● **What this task involves**
Repeat every line of the listing below exactly, minus the pictures.
──────── Record list ────────
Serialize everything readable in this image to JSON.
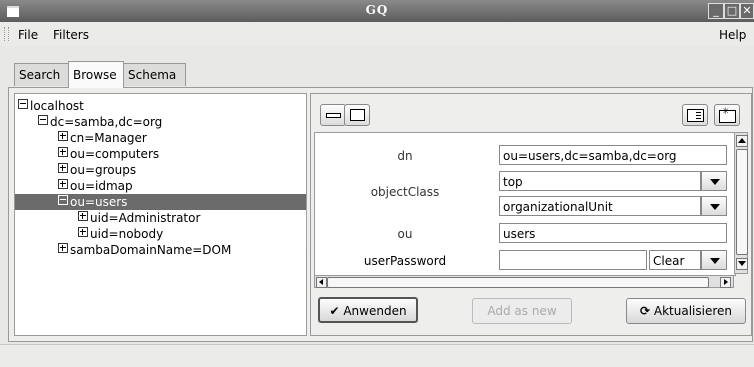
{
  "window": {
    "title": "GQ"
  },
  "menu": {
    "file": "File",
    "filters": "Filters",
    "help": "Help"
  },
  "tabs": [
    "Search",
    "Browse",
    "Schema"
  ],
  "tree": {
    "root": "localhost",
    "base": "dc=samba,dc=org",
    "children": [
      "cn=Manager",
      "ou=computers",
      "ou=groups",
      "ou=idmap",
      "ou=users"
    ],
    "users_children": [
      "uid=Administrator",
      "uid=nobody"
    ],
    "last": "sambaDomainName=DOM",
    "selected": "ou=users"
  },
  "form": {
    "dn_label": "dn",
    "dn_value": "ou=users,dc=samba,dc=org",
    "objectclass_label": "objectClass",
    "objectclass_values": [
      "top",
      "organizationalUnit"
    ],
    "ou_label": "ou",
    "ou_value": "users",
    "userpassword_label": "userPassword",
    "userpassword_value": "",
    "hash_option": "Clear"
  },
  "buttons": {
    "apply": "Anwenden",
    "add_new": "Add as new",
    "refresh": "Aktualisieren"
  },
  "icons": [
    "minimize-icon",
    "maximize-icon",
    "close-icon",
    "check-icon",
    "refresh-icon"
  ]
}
────────
● **Reply to the exercise**
Serialize everything readable in this image to JSON.
{
  "window": {
    "title": "GQ"
  },
  "menu": {
    "file": "File",
    "filters": "Filters",
    "help": "Help"
  },
  "tabs": [
    "Search",
    "Browse",
    "Schema"
  ],
  "tree": {
    "root": "localhost",
    "base": "dc=samba,dc=org",
    "children": [
      "cn=Manager",
      "ou=computers",
      "ou=groups",
      "ou=idmap",
      "ou=users"
    ],
    "users_children": [
      "uid=Administrator",
      "uid=nobody"
    ],
    "last": "sambaDomainName=DOM",
    "selected": "ou=users"
  },
  "form": {
    "dn_label": "dn",
    "dn_value": "ou=users,dc=samba,dc=org",
    "objectclass_label": "objectClass",
    "objectclass_values": [
      "top",
      "organizationalUnit"
    ],
    "ou_label": "ou",
    "ou_value": "users",
    "userpassword_label": "userPassword",
    "userpassword_value": "",
    "hash_option": "Clear"
  },
  "buttons": {
    "apply": "Anwenden",
    "add_new": "Add as new",
    "refresh": "Aktualisieren"
  },
  "icons": [
    "minimize-icon",
    "maximize-icon",
    "close-icon",
    "check-icon",
    "refresh-icon"
  ]
}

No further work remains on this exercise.